§ Items contained in a dataset:
┏━━
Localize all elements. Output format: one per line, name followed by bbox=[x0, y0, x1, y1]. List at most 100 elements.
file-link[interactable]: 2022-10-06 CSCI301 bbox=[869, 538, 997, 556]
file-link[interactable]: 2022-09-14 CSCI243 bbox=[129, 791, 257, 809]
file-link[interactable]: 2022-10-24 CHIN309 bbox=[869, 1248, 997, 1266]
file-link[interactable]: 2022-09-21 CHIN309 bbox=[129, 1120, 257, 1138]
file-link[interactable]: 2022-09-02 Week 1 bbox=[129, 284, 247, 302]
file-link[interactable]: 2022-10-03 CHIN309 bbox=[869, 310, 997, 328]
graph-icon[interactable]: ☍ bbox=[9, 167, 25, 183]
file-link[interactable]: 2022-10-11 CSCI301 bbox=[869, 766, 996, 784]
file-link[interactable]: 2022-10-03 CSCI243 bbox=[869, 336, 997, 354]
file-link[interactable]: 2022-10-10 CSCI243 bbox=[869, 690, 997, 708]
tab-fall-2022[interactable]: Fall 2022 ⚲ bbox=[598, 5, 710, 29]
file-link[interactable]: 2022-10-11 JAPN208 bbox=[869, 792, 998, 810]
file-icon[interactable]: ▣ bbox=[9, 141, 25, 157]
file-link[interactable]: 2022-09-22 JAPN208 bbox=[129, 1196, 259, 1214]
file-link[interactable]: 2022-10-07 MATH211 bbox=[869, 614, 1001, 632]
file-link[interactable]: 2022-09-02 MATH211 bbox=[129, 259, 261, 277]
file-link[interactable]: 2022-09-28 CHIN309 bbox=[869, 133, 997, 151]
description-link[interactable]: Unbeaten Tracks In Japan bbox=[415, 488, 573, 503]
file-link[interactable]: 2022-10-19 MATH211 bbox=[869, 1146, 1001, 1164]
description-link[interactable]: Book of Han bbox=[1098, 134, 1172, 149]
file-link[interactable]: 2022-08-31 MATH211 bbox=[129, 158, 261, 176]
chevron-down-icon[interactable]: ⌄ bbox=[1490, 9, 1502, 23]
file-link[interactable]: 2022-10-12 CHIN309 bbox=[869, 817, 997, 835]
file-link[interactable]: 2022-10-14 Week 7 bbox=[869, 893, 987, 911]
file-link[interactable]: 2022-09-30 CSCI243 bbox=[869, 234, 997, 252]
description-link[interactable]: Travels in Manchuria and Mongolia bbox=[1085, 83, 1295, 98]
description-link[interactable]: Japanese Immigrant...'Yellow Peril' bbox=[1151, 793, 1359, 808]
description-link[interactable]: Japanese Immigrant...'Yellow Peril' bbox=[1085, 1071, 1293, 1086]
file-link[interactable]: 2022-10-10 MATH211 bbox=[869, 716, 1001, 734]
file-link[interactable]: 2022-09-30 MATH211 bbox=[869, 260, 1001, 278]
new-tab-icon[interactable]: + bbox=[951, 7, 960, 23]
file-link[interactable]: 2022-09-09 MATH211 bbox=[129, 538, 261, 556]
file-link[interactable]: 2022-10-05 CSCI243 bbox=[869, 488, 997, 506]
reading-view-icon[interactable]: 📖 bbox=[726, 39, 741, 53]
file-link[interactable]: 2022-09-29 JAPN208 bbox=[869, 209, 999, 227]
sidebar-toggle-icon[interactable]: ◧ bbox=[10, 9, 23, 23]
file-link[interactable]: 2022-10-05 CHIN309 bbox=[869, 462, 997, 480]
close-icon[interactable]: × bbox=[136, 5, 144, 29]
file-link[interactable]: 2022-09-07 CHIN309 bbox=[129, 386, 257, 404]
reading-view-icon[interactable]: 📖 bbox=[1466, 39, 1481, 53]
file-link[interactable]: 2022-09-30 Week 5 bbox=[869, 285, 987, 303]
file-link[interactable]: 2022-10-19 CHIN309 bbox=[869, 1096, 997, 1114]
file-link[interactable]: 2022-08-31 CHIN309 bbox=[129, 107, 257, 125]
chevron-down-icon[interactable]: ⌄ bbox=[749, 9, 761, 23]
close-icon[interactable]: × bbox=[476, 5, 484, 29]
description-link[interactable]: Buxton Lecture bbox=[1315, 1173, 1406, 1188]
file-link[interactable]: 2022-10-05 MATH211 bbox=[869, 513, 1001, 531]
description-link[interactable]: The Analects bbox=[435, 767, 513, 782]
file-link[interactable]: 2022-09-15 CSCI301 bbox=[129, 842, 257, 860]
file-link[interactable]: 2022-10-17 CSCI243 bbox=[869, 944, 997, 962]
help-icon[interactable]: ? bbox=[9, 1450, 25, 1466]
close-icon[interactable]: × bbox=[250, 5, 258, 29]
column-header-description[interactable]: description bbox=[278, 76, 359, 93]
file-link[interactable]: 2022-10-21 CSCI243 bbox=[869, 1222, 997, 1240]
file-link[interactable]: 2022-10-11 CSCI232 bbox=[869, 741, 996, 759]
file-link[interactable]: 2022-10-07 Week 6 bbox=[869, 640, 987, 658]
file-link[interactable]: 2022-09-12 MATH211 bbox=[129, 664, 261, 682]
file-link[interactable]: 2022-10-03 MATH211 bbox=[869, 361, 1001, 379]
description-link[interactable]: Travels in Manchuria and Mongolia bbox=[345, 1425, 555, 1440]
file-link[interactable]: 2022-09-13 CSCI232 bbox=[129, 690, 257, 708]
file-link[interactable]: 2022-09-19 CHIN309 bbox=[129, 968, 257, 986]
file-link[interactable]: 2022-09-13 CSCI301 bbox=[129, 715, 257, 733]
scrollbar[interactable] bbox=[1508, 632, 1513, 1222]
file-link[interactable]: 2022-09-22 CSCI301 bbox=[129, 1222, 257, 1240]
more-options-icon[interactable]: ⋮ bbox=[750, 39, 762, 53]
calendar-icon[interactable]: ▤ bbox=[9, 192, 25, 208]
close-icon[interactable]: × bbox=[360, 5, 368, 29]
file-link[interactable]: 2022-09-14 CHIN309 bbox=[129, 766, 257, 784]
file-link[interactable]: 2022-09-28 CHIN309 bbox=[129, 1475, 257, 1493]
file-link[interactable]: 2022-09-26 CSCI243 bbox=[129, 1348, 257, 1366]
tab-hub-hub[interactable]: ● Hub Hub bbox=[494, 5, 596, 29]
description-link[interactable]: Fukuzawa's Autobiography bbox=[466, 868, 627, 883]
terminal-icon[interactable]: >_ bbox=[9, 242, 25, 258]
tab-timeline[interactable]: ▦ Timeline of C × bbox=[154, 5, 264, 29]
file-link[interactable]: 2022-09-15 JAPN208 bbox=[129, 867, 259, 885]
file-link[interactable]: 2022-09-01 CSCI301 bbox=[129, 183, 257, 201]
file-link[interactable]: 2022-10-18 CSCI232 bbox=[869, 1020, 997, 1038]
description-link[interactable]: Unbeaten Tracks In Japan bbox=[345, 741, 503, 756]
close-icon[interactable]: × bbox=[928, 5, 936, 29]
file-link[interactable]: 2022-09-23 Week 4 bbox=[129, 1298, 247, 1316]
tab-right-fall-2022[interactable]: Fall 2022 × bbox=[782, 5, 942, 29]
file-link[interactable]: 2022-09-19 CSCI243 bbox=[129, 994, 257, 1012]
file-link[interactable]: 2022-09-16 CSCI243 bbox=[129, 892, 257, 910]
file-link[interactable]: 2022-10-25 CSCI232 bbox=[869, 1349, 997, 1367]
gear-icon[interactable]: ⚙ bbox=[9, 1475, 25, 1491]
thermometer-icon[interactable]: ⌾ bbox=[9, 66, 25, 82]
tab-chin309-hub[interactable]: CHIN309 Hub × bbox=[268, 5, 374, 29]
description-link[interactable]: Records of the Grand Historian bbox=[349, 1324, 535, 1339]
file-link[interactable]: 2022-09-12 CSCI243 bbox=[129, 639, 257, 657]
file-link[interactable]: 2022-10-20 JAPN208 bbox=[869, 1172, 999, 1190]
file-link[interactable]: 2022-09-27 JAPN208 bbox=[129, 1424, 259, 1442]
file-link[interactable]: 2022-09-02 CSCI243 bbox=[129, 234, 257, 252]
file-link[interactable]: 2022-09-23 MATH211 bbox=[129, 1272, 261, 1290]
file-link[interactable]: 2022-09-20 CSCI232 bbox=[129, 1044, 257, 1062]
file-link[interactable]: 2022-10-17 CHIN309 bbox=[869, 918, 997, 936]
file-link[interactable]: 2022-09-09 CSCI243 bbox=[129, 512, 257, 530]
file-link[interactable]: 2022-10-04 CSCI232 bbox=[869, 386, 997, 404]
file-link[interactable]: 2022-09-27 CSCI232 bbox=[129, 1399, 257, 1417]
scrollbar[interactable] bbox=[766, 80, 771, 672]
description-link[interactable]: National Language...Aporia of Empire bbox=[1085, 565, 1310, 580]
┗━━
§ WHAT YOU NEED TO DO:
Turn the lines from the start of the items through the line containing "tab-fall-2022[interactable]: Fall 2022" into a numbered list, leaving out any blank lines.

§ ANSWER TO THIS TASK:
1. Localize all elements. Output format: one per line, name followed by bbox=[x0, y0, x1, y1]. List at most 100 elements.
2. file-link[interactable]: 2022-10-06 CSCI301 bbox=[869, 538, 997, 556]
3. file-link[interactable]: 2022-09-14 CSCI243 bbox=[129, 791, 257, 809]
4. file-link[interactable]: 2022-10-24 CHIN309 bbox=[869, 1248, 997, 1266]
5. file-link[interactable]: 2022-09-21 CHIN309 bbox=[129, 1120, 257, 1138]
6. file-link[interactable]: 2022-09-02 Week 1 bbox=[129, 284, 247, 302]
7. file-link[interactable]: 2022-10-03 CHIN309 bbox=[869, 310, 997, 328]
8. graph-icon[interactable]: ☍ bbox=[9, 167, 25, 183]
9. file-link[interactable]: 2022-10-11 CSCI301 bbox=[869, 766, 996, 784]
10. file-link[interactable]: 2022-10-03 CSCI243 bbox=[869, 336, 997, 354]
11. file-link[interactable]: 2022-10-10 CSCI243 bbox=[869, 690, 997, 708]
12. tab-fall-2022[interactable]: Fall 2022 ⚲ bbox=[598, 5, 710, 29]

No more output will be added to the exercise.